Otra muy buena impresión fue cuando llegamos al refectorio (comedor). Dos platos de comida abundantes, pan, postre y un vasito de vino o agua a gusto de cada uno. No nos podíamos creer que la vida nos cambiase de repente de tal manera. Algo tenía que pedirse a cuenta.
Poco a poco nos fueron modelando en nuevas formas de comportamiento. Desde los horarios hasta la disposición de las actividades, pero sobre todo lo que más nos sorprendió fue el cambio de actitud vital. Me explico. Teníamos que moderar todos nuestros gestos y expresiones: andar despacio, con la cabeza inclinada o recogimiento nos decían, hablar en voz baja, pero poco y a ciertas horas. Había muchos momentos de silencio, de meditación.
También se modificó tremendamente la ocupación de nuestras horas diarias. Madrugábamos mucho para ir a misa, pero anteriormente ya teníamos que rezar los maitines. También el resto de las horas como los laudes, ángelus, tercias y vísperas y completas. Además teníamos que rezar diariamente un rosario de 15 misterios: gozosos, dolorosos y gloriosos. El resto del día a lecturas religiosas bien en privado o en reuniones comunes para explicarnos la Regla de S. Benito y su aplicación en el ámbito religioso.
Al día teníamos dos momentos de esparcimiento. Por las mañanas nos obligaban a cuidar un trocito del jardín que estaba parcelado para que cada uno cuidase plantas y flores. Por las tardes teníamos una hora para la merienda y jugar, bien al baloncesto o al frontón. Por cierto estas dos últimas actividades deportivas teníamos que hacerlas descalzos porque no había material deportivo adecuado. Creamos todos un callo importante tanto en las plantas de los pies como en la mano de jugar a pelota vasca. Además aprendimos a fabricar y reparar las pelotas y balones porque no disponíamos de material nuevo de repuesto.
Las primeras semanas tuvimos una inmersión profunda en lo que significaba la nueva vida religiosa y la toma de hábito. Se nos preparaba para dar un paso decisivo en nuestra vida. Ya no éramos chicos seglares estudiando internos en un colegio religioso, sino postulantes a ser sacerdotes con el cumplimiento de unos votos de obediencia, pobreza y castidad.
No recuerdo en estos momentos si alguno de nuestros compañeros abandonó antes de la toma de hábito. Todos estábamos a la expectativa y sabíamos que teníamos un año de prueba antes de la Profesión Simple en la que ya con comprometíamos solemnemente por tres años a cumplir esos votos.

=== Tarea solicitada A ===
Resume el texto de origen en dos oraciones.
Estas filas no guardan relación alguna con el texto de origen.

=== Entradas del conjunto de datos de maquetación ===
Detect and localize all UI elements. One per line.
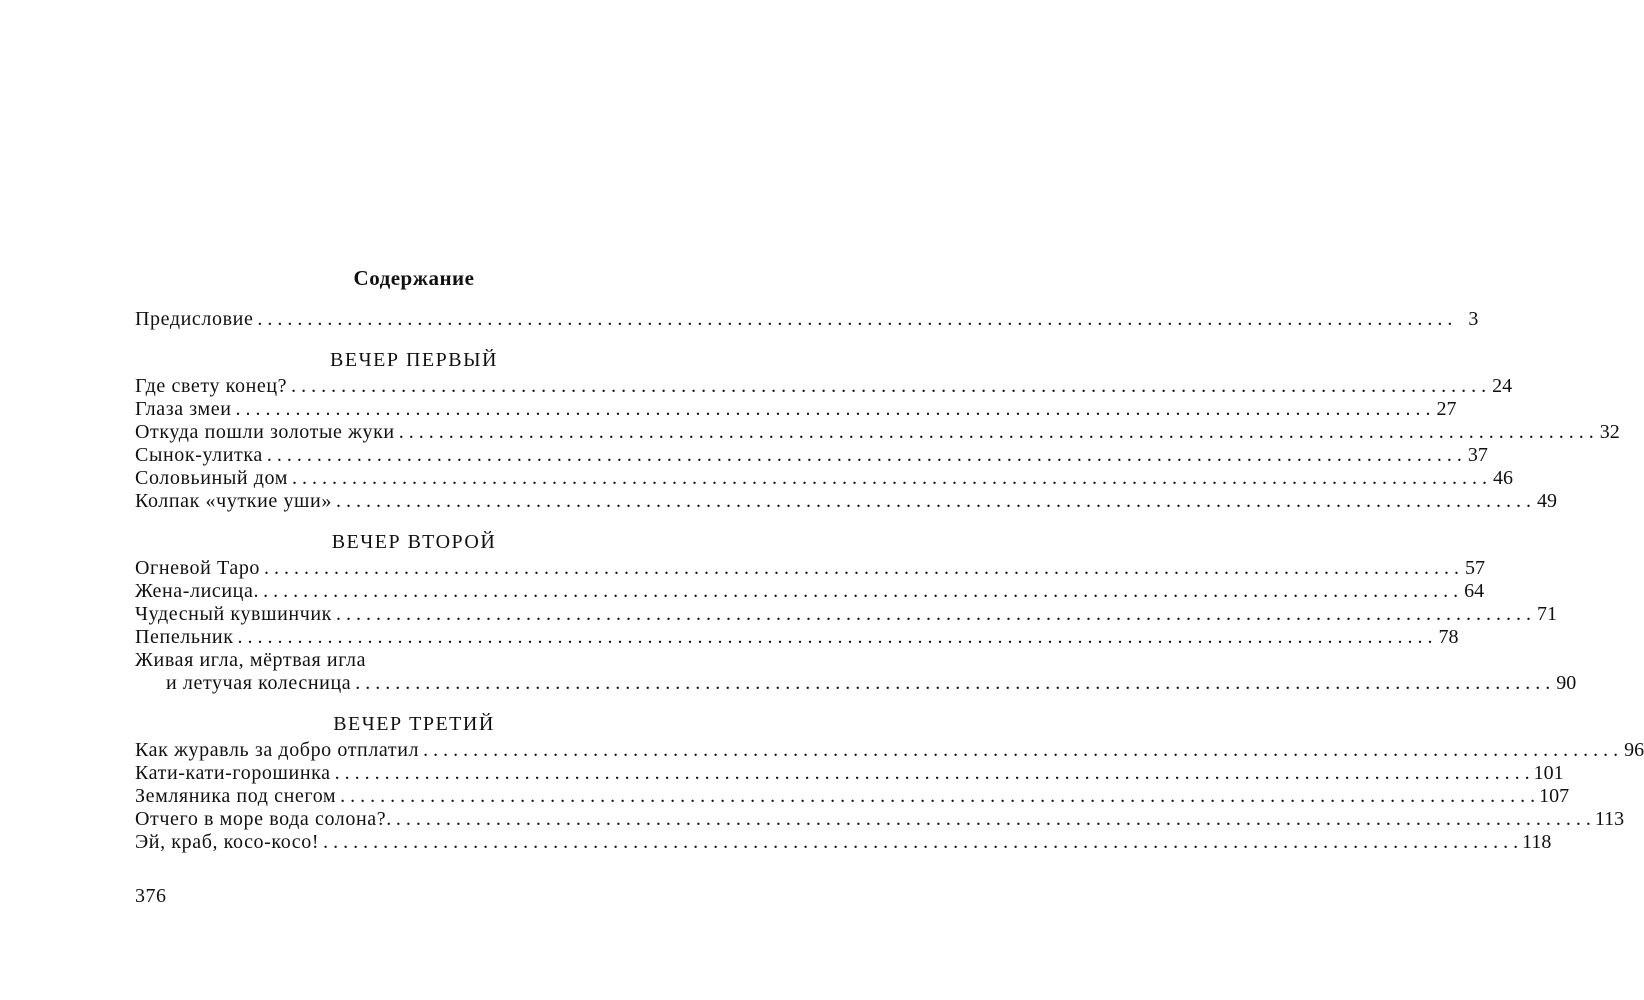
toc-entry-label: Пепельник	[135, 626, 234, 648]
dot-leader: . . . . . . . . . . . . . . . . . . . . . . . . . . . . . . . . . . . . . . . . . . . . . . . . . . . . . . . . . . . . . . . . . . . . . . . . . . . . . . . . . . . . . . . . . . . . . . . . . . . . . . . . . . . . . . . . . . . . . . . .	[395, 808, 1591, 830]
toc-entry-page: 57	[1465, 557, 1486, 579]
toc-title: Содержание	[353, 266, 475, 290]
toc-entry-page: 49	[1536, 490, 1557, 512]
toc-entry	[135, 467, 1514, 490]
toc-entry	[135, 626, 1459, 649]
dot-leader: . . . . . . . . . . . . . . . . . . . . . . . . . . . . . . . . . . . . . . . . . . . . . . . . . . . . . . . . . . . . . . . . . . . . . . . . . . . . . . . . . . . . . . . . . . . . . . . . . . . . . . . . . . . . . . . . . . . . . . . .	[423, 739, 1619, 761]
dot-leader: . . . . . . . . . . . . . . . . . . . . . . . . . . . . . . . . . . . . . . . . . . . . . . . . . . . . . . . . . . . . . . . . . . . . . . . . . . . . . . . . . . . . . . . . . . . . . . . . . . . . . . . . . . . . . . . . . . . . . . . .	[291, 375, 1487, 397]
toc-entry-page: 78	[1438, 626, 1459, 648]
toc-entry-label: Чудесный кувшинчик	[135, 603, 332, 625]
toc-entry	[135, 808, 1625, 831]
toc-entry-label: Жена-лисица.	[135, 580, 260, 602]
dot-leader: . . . . . . . . . . . . . . . . . . . . . . . . . . . . . . . . . . . . . . . . . . . . . . . . . . . . . . . . . . . . . . . . . . . . . . . . . . . . . . . . . . . . . . . . . . . . . . . . . . . . . . . . . . . . . . . . . . . . . . . .	[235, 398, 1431, 420]
dot-leader: . . . . . . . . . . . . . . . . . . . . . . . . . . . . . . . . . . . . . . . . . . . . . . . . . . . . . . . . . . . . . . . . . . . . . . . . . . . . . . . . . . . . . . . . . . . . . . . . . . . . . . . . . . . . . . . . . . . . . . . .	[323, 831, 1519, 853]
toc-entry-page: 113	[1594, 808, 1625, 830]
toc-entry-label: Кати-кати-горошинка	[135, 762, 331, 784]
page-number: 376	[135, 885, 167, 907]
toc-entry	[135, 672, 1577, 695]
toc-entry-page: 101	[1533, 762, 1564, 784]
toc-entry-page: 118	[1522, 831, 1552, 853]
table-of-contents	[135, 262, 1644, 854]
toc-entry-label: Соловьиный дом	[135, 467, 289, 489]
toc-entry-label: Предисловие	[135, 308, 254, 330]
dot-leader: . . . . . . . . . . . . . . . . . . . . . . . . . . . . . . . . . . . . . . . . . . . . . . . . . . . . . . . . . . . . . . . . . . . . . . . . . . . . . . . . . . . . . . . . . . . . . . . . . . . . . . . . . . . . . . . . . . . . . . . .	[237, 626, 1433, 648]
dot-leader: . . . . . . . . . . . . . . . . . . . . . . . . . . . . . . . . . . . . . . . . . . . . . . . . . . . . . . . . . . . . . . . . . . . . . . . . . . . . . . . . . . . . . . . . . . . . . . . . . . . . . . . . . . . . . . . . . . . . . . . .	[264, 557, 1460, 579]
toc-entry	[135, 762, 1564, 785]
toc-entry-label: Где свету конец?	[135, 375, 288, 397]
dot-leader: . . . . . . . . . . . . . . . . . . . . . . . . . . . . . . . . . . . . . . . . . . . . . . . . . . . . . . . . . . . . . . . . . . . . . . . . . . . . . . . . . . . . . . . . . . . . . . . . . . . . . . . . . . . . . . . . . . . . . . . .	[335, 603, 1531, 625]
dot-leader: . . . . . . . . . . . . . . . . . . . . . . . . . . . . . . . . . . . . . . . . . . . . . . . . . . . . . . . . . . . . . . . . . . . . . . . . . . . . . . . . . . . . . . . . . . . . . . . . . . . . . . . . . . . . . . . . . . . . . . . .	[355, 672, 1551, 694]
toc-entry	[135, 785, 1570, 808]
toc-entry-page: 46	[1493, 467, 1514, 489]
dot-leader: . . . . . . . . . . . . . . . . . . . . . . . . . . . . . . . . . . . . . . . . . . . . . . . . . . . . . . . . . . . . . . . . . . . . . . . . . . . . . . . . . . . . . . . . . . . . . . . . . . . . . . . . . . . . . . . . . . . . . . . .	[266, 444, 1462, 466]
toc-entry	[135, 490, 1557, 513]
toc-entry-label: Колпак «чуткие уши»	[135, 490, 332, 512]
toc-entry-label: Как журавль за добро отплатил	[135, 739, 420, 761]
dot-leader: . . . . . . . . . . . . . . . . . . . . . . . . . . . . . . . . . . . . . . . . . . . . . . . . . . . . . . . . . . . . . . . . . . . . . . . . . . . . . . . . . . . . . . . . . . . . . . . . . . . . . . . . . . . . . . . . . . . . . . . .	[292, 467, 1488, 489]
dot-leader: . . . . . . . . . . . . . . . . . . . . . . . . . . . . . . . . . . . . . . . . . . . . . . . . . . . . . . . . . . . . . . . . . . . . . . . . . . . . . . . . . . . . . . . . . . . . . . . . . . . . . . . . . . . . . . . . . . . . . . . .	[257, 308, 1453, 330]
section-title-third-evening: ВЕЧЕР ТРЕТИЙ	[333, 713, 495, 735]
toc-entry-label: Сынок-улитка	[135, 444, 263, 466]
toc-entry-page: 107	[1539, 785, 1570, 807]
toc-entry	[135, 398, 1457, 421]
toc-entry	[135, 557, 1486, 580]
toc-entry	[135, 444, 1488, 467]
toc-entry-page: 3	[1468, 308, 1479, 330]
toc-entry-page: 27	[1436, 398, 1457, 420]
toc-entry-label: Живая игла, мёртвая игла	[135, 649, 367, 671]
toc-entry-label: Откуда пошли золотые жуки	[135, 421, 395, 443]
toc-entry	[135, 375, 1513, 398]
toc-entry-page: 96	[1624, 739, 1644, 761]
dot-leader: . . . . . . . . . . . . . . . . . . . . . . . . . . . . . . . . . . . . . . . . . . . . . . . . . . . . . . . . . . . . . . . . . . . . . . . . . . . . . . . . . . . . . . . . . . . . . . . . . . . . . . . . . . . . . . . . . . . . . . . .	[334, 762, 1530, 784]
dot-leader: . . . . . . . . . . . . . . . . . . . . . . . . . . . . . . . . . . . . . . . . . . . . . . . . . . . . . . . . . . . . . . . . . . . . . . . . . . . . . . . . . . . . . . . . . . . . . . . . . . . . . . . . . . . . . . . . . . . . . . . .	[263, 580, 1459, 602]
toc-entry	[135, 739, 1644, 762]
toc-entry-page: 32	[1599, 421, 1620, 443]
dot-leader: . . . . . . . . . . . . . . . . . . . . . . . . . . . . . . . . . . . . . . . . . . . . . . . . . . . . . . . . . . . . . . . . . . . . . . . . . . . . . . . . . . . . . . . . . . . . . . . . . . . . . . . . . . . . . . . . . . . . . . . .	[335, 490, 1531, 512]
toc-entry	[135, 580, 1485, 603]
dot-leader: . . . . . . . . . . . . . . . . . . . . . . . . . . . . . . . . . . . . . . . . . . . . . . . . . . . . . . . . . . . . . . . . . . . . . . . . . . . . . . . . . . . . . . . . . . . . . . . . . . . . . . . . . . . . . . . . . . . . . . . .	[340, 785, 1536, 807]
toc-entry	[135, 603, 1557, 626]
toc-entry-page: 37	[1467, 444, 1488, 466]
toc-entry	[135, 421, 1620, 444]
toc-entry-label: Земляника под снегом	[135, 785, 337, 807]
toc-entry-label: Эй, краб, косо-косо!	[135, 831, 320, 853]
toc-entry	[135, 831, 1552, 854]
toc-entry-label-continuation: и летучая колесница	[166, 672, 352, 694]
toc-entry-label: Отчего в море вода солона?.	[135, 808, 392, 830]
section-title-second-evening: ВЕЧЕР ВТОРОЙ	[331, 531, 497, 553]
dot-leader: . . . . . . . . . . . . . . . . . . . . . . . . . . . . . . . . . . . . . . . . . . . . . . . . . . . . . . . . . . . . . . . . . . . . . . . . . . . . . . . . . . . . . . . . . . . . . . . . . . . . . . . . . . . . . . . . . . . . . . . .	[398, 421, 1594, 443]
toc-entry-preface	[135, 308, 1479, 331]
toc-entry-page: 90	[1556, 672, 1577, 694]
toc-entry-label: Огневой Таро	[135, 557, 261, 579]
toc-entry-page: 64	[1464, 580, 1485, 602]
section-title-first-evening: ВЕЧЕР ПЕРВЫЙ	[330, 349, 498, 371]
toc-entry-page: 24	[1492, 375, 1513, 397]
toc-entry-page: 71	[1536, 603, 1557, 625]
toc-entry-label: Глаза змеи	[135, 398, 232, 420]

=== Tarea solicitada B ===
Reescribe, por favor, las filas comprendidas entre la que contiene "626, 234, 648]" y la que contiene "375, 1487, 397]", ambas incluidas, cambiando "dot-leader" por "leader-line" y dejando todo lo demás igual.

=== Resultado del ejercicio A ===
Los chicos se sorprendieron por la abundante comida del refectorio y fueron adaptándose a nuevos horarios, a una actitud de recogimiento y silencio y a una jornada llena de rezos, lecturas religiosas y breves ratos de jardinería y juego. Las primeras semanas los prepararon para la toma de hábito, pues ya eran postulantes a ser sacerdotes que, tras un año de prueba, se comprometerían en la Profesión Simple a cumplir por tres años los votos de obediencia, pobreza y castidad.

=== Resultado del ejercicio B ===
toc-entry-label: Пепельник	[135, 626, 234, 648]
leader-line: . . . . . . . . . . . . . . . . . . . . . . . . . . . . . . . . . . . . . . . . . . . . . . . . . . . . . . . . . . . . . . . . . . . . . . . . . . . . . . . . . . . . . . . . . . . . . . . . . . . . . . . . . . . . . . . . . . . . . . . .	[395, 808, 1591, 830]
toc-entry-page: 57	[1465, 557, 1486, 579]
toc-title: Содержание	[353, 266, 475, 290]
toc-entry-page: 49	[1536, 490, 1557, 512]
toc-entry	[135, 467, 1514, 490]
toc-entry	[135, 626, 1459, 649]
leader-line: . . . . . . . . . . . . . . . . . . . . . . . . . . . . . . . . . . . . . . . . . . . . . . . . . . . . . . . . . . . . . . . . . . . . . . . . . . . . . . . . . . . . . . . . . . . . . . . . . . . . . . . . . . . . . . . . . . . . . . . .	[423, 739, 1619, 761]
leader-line: . . . . . . . . . . . . . . . . . . . . . . . . . . . . . . . . . . . . . . . . . . . . . . . . . . . . . . . . . . . . . . . . . . . . . . . . . . . . . . . . . . . . . . . . . . . . . . . . . . . . . . . . . . . . . . . . . . . . . . . .	[291, 375, 1487, 397]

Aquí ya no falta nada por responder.